EXCERPTED TEXT:

--- start ---

Three - increasing production, increasing wealth, increasing, increasing, increasing..., cannot continue. The thought that we might stop economic growth frighten's economists and politicians alike, but the plain truth is that we are surrounded by a finite resource, and literally 100's of millions of people work daily to use that resource up by literally using what's under ground to make stuff, and by using more of the surface of the planet for increasingly more destructive purposes.

Perhaps the problem that haunts us is the interplay between our discomfort with the knowledge that we can't continue to 'increase' while also sustaining the planet. Because this is obvious, it is troubling, like dumping chemicals in a stream, it is bound to have affects that we can't readily see - and yet some people continue to dump chemicals, with their fingers in their ears whenever the suggestion of this eventual destruction is raised.

Social scientists call it 'cognitive dissonance' and while the small scale of this is exemplified by justifying stealing paper clips from work because co-workers are doing it, the much more profound and greater example is the continuation of growth at the expense of our own health and the health of the planet, because that is the system we've believed in for millennia. We continue on a trajectory that will clearly destroy the planet one day, heedless of the acknowledgment of this truth, because nearly every system we live under currently forces this agenda forward.

--- end ---

TASK A: Return every row that contains the string "title".

DATA FOR THIS EXERCISE:

--- start ---

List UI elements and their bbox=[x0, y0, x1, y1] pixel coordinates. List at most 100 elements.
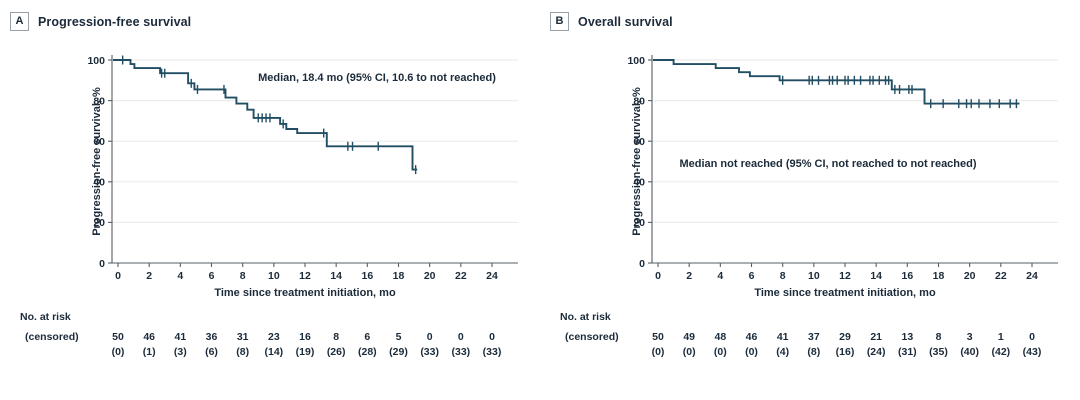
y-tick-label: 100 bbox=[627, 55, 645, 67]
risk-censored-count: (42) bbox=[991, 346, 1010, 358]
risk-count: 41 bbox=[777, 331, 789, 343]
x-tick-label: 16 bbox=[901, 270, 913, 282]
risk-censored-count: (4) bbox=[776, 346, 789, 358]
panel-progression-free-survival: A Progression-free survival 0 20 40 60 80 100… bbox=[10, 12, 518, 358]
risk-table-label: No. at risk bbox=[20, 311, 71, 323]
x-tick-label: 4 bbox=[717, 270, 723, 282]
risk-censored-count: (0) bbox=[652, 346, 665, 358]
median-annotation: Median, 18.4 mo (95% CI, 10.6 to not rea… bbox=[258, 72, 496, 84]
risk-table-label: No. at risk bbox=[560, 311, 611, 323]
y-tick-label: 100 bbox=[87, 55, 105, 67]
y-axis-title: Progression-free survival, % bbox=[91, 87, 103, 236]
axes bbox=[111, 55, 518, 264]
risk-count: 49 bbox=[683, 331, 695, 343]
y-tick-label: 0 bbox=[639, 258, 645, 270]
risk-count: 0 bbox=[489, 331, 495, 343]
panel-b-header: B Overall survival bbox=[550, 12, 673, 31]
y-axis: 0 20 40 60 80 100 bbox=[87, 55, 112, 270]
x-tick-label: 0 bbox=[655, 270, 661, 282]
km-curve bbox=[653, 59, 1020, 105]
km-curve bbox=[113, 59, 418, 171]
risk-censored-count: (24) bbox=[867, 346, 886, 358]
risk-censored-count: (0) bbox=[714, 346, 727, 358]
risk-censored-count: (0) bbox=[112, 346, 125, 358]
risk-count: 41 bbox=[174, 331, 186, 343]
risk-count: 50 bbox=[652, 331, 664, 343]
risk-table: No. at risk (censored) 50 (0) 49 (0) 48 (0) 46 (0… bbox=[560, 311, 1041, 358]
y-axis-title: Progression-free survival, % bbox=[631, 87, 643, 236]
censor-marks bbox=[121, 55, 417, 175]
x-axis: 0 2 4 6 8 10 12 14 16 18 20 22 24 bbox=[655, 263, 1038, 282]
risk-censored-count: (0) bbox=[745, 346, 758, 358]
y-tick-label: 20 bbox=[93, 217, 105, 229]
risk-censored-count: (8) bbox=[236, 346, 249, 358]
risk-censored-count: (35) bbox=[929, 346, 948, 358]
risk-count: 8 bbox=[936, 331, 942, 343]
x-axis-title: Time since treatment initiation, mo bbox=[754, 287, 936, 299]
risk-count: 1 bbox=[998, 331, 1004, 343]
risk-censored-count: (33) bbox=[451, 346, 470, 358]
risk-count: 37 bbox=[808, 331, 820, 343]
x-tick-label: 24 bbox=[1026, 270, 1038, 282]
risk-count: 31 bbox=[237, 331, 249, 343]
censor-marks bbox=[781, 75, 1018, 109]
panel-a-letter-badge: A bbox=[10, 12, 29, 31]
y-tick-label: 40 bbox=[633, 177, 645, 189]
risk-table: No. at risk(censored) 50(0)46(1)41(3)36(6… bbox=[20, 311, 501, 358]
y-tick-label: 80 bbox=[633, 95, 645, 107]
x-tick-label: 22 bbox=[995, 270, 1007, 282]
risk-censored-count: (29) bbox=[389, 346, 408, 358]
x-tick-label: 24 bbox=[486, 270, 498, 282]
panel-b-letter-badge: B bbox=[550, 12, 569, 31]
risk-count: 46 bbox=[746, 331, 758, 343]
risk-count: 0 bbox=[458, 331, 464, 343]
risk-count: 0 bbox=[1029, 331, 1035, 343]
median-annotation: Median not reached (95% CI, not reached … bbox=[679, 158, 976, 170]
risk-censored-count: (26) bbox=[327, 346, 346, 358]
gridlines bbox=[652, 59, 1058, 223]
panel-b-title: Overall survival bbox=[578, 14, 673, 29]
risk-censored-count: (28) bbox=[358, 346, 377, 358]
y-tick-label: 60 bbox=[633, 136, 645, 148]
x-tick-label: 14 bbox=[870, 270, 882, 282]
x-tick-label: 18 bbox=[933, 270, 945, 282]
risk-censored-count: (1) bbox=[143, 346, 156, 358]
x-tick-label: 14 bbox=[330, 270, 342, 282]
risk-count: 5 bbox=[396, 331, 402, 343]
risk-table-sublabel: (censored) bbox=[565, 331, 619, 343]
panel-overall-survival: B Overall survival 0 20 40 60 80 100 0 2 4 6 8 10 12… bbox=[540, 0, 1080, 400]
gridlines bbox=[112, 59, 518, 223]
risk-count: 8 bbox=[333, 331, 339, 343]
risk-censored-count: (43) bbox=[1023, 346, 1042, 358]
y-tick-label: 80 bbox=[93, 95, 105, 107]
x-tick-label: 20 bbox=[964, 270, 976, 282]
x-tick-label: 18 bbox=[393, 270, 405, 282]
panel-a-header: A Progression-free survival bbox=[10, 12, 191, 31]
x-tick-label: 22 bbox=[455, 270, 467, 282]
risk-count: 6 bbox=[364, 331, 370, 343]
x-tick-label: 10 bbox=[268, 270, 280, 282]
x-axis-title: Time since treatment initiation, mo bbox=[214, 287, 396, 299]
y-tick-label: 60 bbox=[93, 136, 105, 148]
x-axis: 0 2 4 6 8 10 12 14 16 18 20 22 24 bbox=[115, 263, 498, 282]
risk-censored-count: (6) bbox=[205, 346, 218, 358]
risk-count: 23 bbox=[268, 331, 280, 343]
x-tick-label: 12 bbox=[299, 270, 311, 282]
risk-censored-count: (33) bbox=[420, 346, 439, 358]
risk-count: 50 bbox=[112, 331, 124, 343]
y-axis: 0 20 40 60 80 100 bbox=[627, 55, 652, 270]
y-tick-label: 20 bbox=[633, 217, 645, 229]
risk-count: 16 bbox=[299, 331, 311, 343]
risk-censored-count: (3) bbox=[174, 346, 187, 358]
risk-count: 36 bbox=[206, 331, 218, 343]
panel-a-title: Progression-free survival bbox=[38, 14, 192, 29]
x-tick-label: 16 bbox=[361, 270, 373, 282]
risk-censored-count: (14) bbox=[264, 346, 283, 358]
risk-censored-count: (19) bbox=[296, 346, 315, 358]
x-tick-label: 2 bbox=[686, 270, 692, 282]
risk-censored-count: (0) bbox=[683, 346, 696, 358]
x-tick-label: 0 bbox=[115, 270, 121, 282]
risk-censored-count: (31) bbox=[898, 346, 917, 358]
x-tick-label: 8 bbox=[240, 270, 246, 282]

--- end ---
--- start ---

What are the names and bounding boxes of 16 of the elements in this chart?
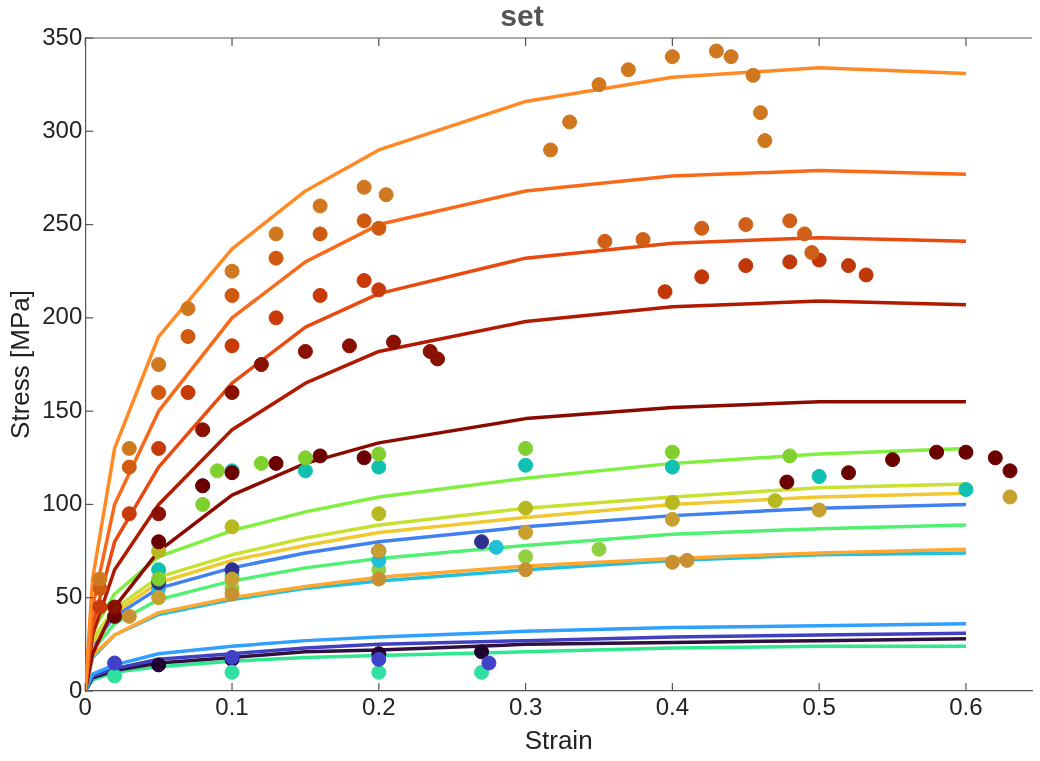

--- end ---

TASK B: According to the text on economic growth, what do social scientists call the problem it describes?

COMPLETE RESPONSE A:
y-axis-title: Progression-free survival, % bbox=[91, 87, 103, 236]
y-axis-title: Progression-free survival, % bbox=[631, 87, 643, 236]
x-axis-title: Time since treatment initiation, mo bbox=[754, 287, 936, 299]
panel-b-title: Overall survival bbox=[578, 14, 673, 29]
x-axis-title: Time since treatment initiation, mo bbox=[214, 287, 396, 299]
panel-a-title: Progression-free survival bbox=[38, 14, 192, 29]

COMPLETE RESPONSE B: Cognitive dissonance.